### [ENTRIES PROVIDED]

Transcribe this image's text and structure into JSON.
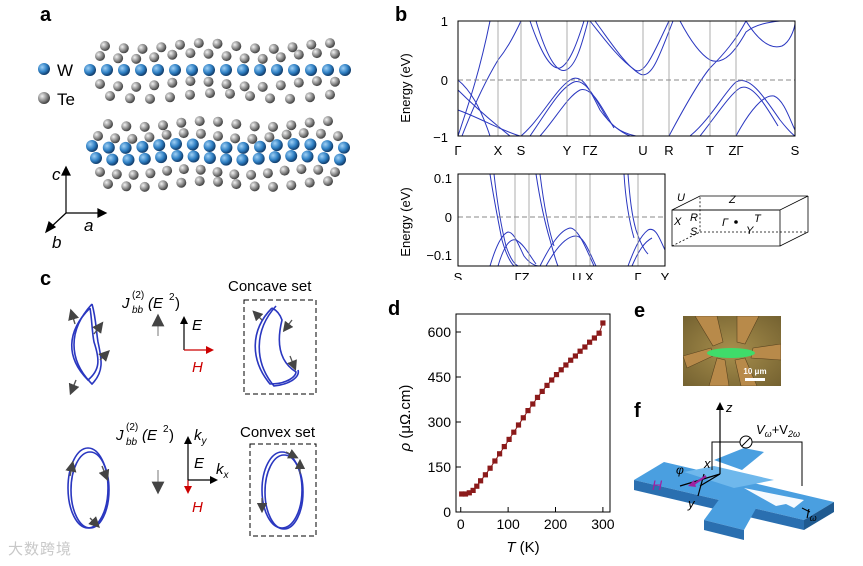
{
  "panels": {
    "a": {
      "label": "a",
      "legend": [
        {
          "symbol": "W",
          "color": "#2f80c4"
        },
        {
          "symbol": "Te",
          "color": "#8c8c8c"
        }
      ],
      "axes": {
        "c": "c",
        "a": "a",
        "b": "b"
      }
    },
    "b": {
      "label": "b",
      "top": {
        "ylabel": "Energy (eV)",
        "yticks": [
          "1",
          "0",
          "−1"
        ],
        "xticks": [
          "Γ",
          "X",
          "S",
          "Y",
          "ΓZ",
          "U",
          "R",
          "T",
          "ZΓ",
          "S"
        ]
      },
      "bottom": {
        "ylabel": "Energy (eV)",
        "yticks": [
          "0.1",
          "0",
          "−0.1"
        ],
        "xticks": [
          "S",
          "ΓZ",
          "U X",
          "Γ",
          "Y"
        ]
      },
      "bz_labels": [
        "U",
        "Z",
        "X",
        "R",
        "Γ",
        "T",
        "S",
        "Y"
      ]
    },
    "c": {
      "label": "c",
      "concave": {
        "title": "Concave set",
        "formula_j": "J",
        "formula_sub": "bb",
        "formula_sup": "(2)",
        "formula_arg": "(E",
        "formula_arg_sup": "2",
        "formula_end": ")",
        "axis_up": "E",
        "axis_right": "H"
      },
      "convex": {
        "title": "Convex set",
        "formula_j": "J",
        "formula_sub": "bb",
        "formula_sup": "(2)",
        "formula_arg": "(E",
        "formula_arg_sup": "2",
        "formula_end": ")",
        "axis_up_k": "k",
        "axis_up_k_sub": "y",
        "axis_mid": "E",
        "axis_right_k": "k",
        "axis_right_k_sub": "x",
        "axis_down": "H"
      }
    },
    "d": {
      "label": "d",
      "chart_data": {
        "type": "scatter",
        "xlabel": "T (K)",
        "ylabel": "ρ (μΩ.cm)",
        "xlim": [
          -10,
          315
        ],
        "ylim": [
          0,
          660
        ],
        "xticks": [
          0,
          100,
          200,
          300
        ],
        "yticks": [
          0,
          150,
          300,
          450,
          600
        ],
        "color": "#8b1a1a",
        "x": [
          2,
          10,
          18,
          26,
          34,
          42,
          52,
          62,
          72,
          82,
          92,
          102,
          112,
          122,
          132,
          142,
          152,
          162,
          172,
          182,
          192,
          202,
          212,
          222,
          232,
          242,
          252,
          262,
          272,
          282,
          292,
          300
        ],
        "y": [
          60,
          60,
          64,
          72,
          86,
          104,
          124,
          146,
          170,
          194,
          218,
          242,
          266,
          290,
          314,
          338,
          360,
          382,
          402,
          422,
          440,
          458,
          474,
          490,
          506,
          520,
          536,
          550,
          566,
          580,
          596,
          630
        ]
      }
    },
    "e": {
      "label": "e",
      "scalebar": "10 μm"
    },
    "f": {
      "label": "f",
      "z": "z",
      "x": "x",
      "y": "y",
      "phi": "φ",
      "H": "H",
      "V_main": "V",
      "V_sub1": "ω",
      "V_plus": "+V",
      "V_sub2": "2ω",
      "I_main": "I",
      "I_sub": "ω"
    }
  },
  "watermark": "大数跨境"
}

### [EXERCISE OBJECTIVE]
Give all the lines above again, character for character, without pictures.

### [RESPONSE TO THIS TASK]
Transcribe this image's text and structure into JSON.
{
  "panels": {
    "a": {
      "label": "a",
      "legend": [
        {
          "symbol": "W",
          "color": "#2f80c4"
        },
        {
          "symbol": "Te",
          "color": "#8c8c8c"
        }
      ],
      "axes": {
        "c": "c",
        "a": "a",
        "b": "b"
      }
    },
    "b": {
      "label": "b",
      "top": {
        "ylabel": "Energy (eV)",
        "yticks": [
          "1",
          "0",
          "−1"
        ],
        "xticks": [
          "Γ",
          "X",
          "S",
          "Y",
          "ΓZ",
          "U",
          "R",
          "T",
          "ZΓ",
          "S"
        ]
      },
      "bottom": {
        "ylabel": "Energy (eV)",
        "yticks": [
          "0.1",
          "0",
          "−0.1"
        ],
        "xticks": [
          "S",
          "ΓZ",
          "U X",
          "Γ",
          "Y"
        ]
      },
      "bz_labels": [
        "U",
        "Z",
        "X",
        "R",
        "Γ",
        "T",
        "S",
        "Y"
      ]
    },
    "c": {
      "label": "c",
      "concave": {
        "title": "Concave set",
        "formula_j": "J",
        "formula_sub": "bb",
        "formula_sup": "(2)",
        "formula_arg": "(E",
        "formula_arg_sup": "2",
        "formula_end": ")",
        "axis_up": "E",
        "axis_right": "H"
      },
      "convex": {
        "title": "Convex set",
        "formula_j": "J",
        "formula_sub": "bb",
        "formula_sup": "(2)",
        "formula_arg": "(E",
        "formula_arg_sup": "2",
        "formula_end": ")",
        "axis_up_k": "k",
        "axis_up_k_sub": "y",
        "axis_mid": "E",
        "axis_right_k": "k",
        "axis_right_k_sub": "x",
        "axis_down": "H"
      }
    },
    "d": {
      "label": "d",
      "chart_data": {
        "type": "scatter",
        "xlabel": "T (K)",
        "ylabel": "ρ (μΩ.cm)",
        "xlim": [
          -10,
          315
        ],
        "ylim": [
          0,
          660
        ],
        "xticks": [
          0,
          100,
          200,
          300
        ],
        "yticks": [
          0,
          150,
          300,
          450,
          600
        ],
        "color": "#8b1a1a",
        "x": [
          2,
          10,
          18,
          26,
          34,
          42,
          52,
          62,
          72,
          82,
          92,
          102,
          112,
          122,
          132,
          142,
          152,
          162,
          172,
          182,
          192,
          202,
          212,
          222,
          232,
          242,
          252,
          262,
          272,
          282,
          292,
          300
        ],
        "y": [
          60,
          60,
          64,
          72,
          86,
          104,
          124,
          146,
          170,
          194,
          218,
          242,
          266,
          290,
          314,
          338,
          360,
          382,
          402,
          422,
          440,
          458,
          474,
          490,
          506,
          520,
          536,
          550,
          566,
          580,
          596,
          630
        ]
      }
    },
    "e": {
      "label": "e",
      "scalebar": "10 μm"
    },
    "f": {
      "label": "f",
      "z": "z",
      "x": "x",
      "y": "y",
      "phi": "φ",
      "H": "H",
      "V_main": "V",
      "V_sub1": "ω",
      "V_plus": "+V",
      "V_sub2": "2ω",
      "I_main": "I",
      "I_sub": "ω"
    }
  },
  "watermark": "大数跨境"
}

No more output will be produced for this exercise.